BRANO DA LEGGERE -
┄┄┄┄┄┄
Bambino di due anni colto da malore, paura a Pescasseroli

4 Aprile 2026

Il piccolo, originario di Pescara, si è sentito male mentre giocava in cortile: ipotesi congestione

PESCASSEROLI. Momenti di grande apprensione nel primo pomeriggio di ieri nel piccolo centro di Pescasseroli dove si è reso necessario l'intervento di un elicottero del 118 costretto all'atterraggio d'emergenza per trasportare in ospedale un bambino di due anni, originario di Pescara. Il bimbo, che aveva da poco finito di pranzare nella sua abitazione con i genitori e i parenti, era uscito nel cortile di casa per giocare quando ha avvertito i primi malesseri.

Ad accorgersi che qualcosa non andava sono stati proprio i genitori che hanno allertato immediatamente i soccorsi. Sul posto sono intervenuti i medici del 118 che hanno constatato la situazione e hanno richiesto l'intervento di un elicottero per il trasferimento d'urgenza. Il bimbo di due anni, che nel frattempo è vigile e non corre pericolo di vita, è stato trasportato all'ospedale civile di Pescara dove resterà sotto osservazione.

I medici, infatti, dovranno sottoporlo ai vari accertamenti per stabilire se il malore è dovuto a una congestione, viste le temperature ancora invernali nel piccolo borgo di montagna o se ad altre problematiche. La vicenda ha scosso il quartiere dove è avvenuto il fatto. L'intero paese in questo momento sta facendo il tifo per il minore. A rassicurare sulle sue condizioni sono gli stessi sanitari dell'ospedale del capoluogo adriatico i quali comunque si riservano di effettuare gli approfondimenti sanitari del caso.

La vicenda è stata segnalata anche ai carabinieri della compagnia di Castel di Sangro, comandati dal capitano Giuseppe Testa anche se non ci sono accertamenti di tipo investigativo. Il malore infatti, almeno dai primi accertamenti, è da ricondurre all'esposizione al freddo e alle neve che probabilmente hanno causato un senso di nausea e malessere nel piccolo. Dopo lo spavento iniziale, in pronto soccorso è stato preso in carico con un codice giallo.
┄┄┄┄┄┄
DATI FORNITI -
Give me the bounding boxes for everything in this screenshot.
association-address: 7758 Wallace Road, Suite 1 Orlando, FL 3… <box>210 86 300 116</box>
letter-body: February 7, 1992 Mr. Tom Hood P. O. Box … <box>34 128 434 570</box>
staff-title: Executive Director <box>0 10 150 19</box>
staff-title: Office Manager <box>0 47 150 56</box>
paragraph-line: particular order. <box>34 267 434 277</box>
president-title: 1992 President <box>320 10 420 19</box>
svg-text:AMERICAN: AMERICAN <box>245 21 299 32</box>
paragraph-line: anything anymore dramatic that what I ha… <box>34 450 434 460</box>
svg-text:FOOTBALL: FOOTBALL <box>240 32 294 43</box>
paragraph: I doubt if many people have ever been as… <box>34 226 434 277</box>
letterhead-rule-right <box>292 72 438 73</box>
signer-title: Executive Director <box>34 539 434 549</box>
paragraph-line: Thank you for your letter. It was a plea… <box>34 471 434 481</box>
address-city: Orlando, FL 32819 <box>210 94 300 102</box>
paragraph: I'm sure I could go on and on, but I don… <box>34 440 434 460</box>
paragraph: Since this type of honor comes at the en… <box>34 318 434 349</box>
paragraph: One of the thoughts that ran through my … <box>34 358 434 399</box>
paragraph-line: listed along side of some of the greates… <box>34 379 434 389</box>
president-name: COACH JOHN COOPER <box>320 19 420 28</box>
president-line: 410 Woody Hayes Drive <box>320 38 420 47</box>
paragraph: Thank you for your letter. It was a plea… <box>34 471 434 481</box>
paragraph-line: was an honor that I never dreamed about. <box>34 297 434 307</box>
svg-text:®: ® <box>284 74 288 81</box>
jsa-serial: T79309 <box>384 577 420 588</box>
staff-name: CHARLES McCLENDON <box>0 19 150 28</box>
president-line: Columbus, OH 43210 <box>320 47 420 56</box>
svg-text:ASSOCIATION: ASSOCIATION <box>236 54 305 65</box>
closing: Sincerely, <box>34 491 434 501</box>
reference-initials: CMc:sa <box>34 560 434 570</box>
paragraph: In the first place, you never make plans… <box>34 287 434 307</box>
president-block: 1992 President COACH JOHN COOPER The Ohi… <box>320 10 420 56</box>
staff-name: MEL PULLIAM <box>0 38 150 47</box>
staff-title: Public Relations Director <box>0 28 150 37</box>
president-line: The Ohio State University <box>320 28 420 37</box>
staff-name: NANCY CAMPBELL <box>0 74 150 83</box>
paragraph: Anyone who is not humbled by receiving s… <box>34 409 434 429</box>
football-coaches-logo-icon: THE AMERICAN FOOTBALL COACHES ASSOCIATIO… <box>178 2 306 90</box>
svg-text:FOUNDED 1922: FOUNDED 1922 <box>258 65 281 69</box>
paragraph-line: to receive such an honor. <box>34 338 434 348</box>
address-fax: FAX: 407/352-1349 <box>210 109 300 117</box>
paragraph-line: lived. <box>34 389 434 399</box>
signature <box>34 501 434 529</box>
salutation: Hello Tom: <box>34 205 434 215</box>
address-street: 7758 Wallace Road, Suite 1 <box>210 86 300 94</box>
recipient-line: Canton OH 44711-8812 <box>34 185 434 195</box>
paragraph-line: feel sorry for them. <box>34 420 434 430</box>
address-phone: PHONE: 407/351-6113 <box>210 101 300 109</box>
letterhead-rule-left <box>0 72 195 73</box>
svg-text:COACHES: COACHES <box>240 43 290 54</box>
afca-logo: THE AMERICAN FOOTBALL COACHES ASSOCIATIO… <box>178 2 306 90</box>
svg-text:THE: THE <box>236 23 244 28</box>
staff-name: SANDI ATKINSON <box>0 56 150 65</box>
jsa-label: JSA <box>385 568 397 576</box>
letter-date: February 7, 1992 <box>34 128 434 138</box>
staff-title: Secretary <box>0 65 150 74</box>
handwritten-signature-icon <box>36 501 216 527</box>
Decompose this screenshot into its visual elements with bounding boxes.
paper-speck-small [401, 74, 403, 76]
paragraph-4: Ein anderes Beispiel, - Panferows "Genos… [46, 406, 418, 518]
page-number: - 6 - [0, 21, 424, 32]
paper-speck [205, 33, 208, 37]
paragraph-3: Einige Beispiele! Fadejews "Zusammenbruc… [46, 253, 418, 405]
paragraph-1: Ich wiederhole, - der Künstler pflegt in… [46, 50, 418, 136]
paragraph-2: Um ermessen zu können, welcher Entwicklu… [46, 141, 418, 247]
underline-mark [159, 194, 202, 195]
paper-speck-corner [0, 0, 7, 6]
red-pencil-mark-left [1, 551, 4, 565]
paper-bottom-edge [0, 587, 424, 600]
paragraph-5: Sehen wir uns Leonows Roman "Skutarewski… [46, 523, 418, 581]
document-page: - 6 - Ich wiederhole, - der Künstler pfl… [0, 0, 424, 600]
┄┄┄┄┄┄
COMPITO - Riporta, senza alcuna modifica, il passo dell'articolo sul malore del bambino a Pescasseroli che si apre con le parole "Bambino di due anni colto" e si chiude con "i primi malesseri.".

SOLUZIONE -
Bambino di due anni colto da malore, paura a Pescasseroli

4 Aprile 2026

Il piccolo, originario di Pescara, si è sentito male mentre giocava in cortile: ipotesi congestione

PESCASSEROLI. Momenti di grande apprensione nel primo pomeriggio di ieri nel piccolo centro di Pescasseroli dove si è reso necessario l'intervento di un elicottero del 118 costretto all'atterraggio d'emergenza per trasportare in ospedale un bambino di due anni, originario di Pescara. Il bimbo, che aveva da poco finito di pranzare nella sua abitazione con i genitori e i parenti, era uscito nel cortile di casa per giocare quando ha avvertito i primi malesseri.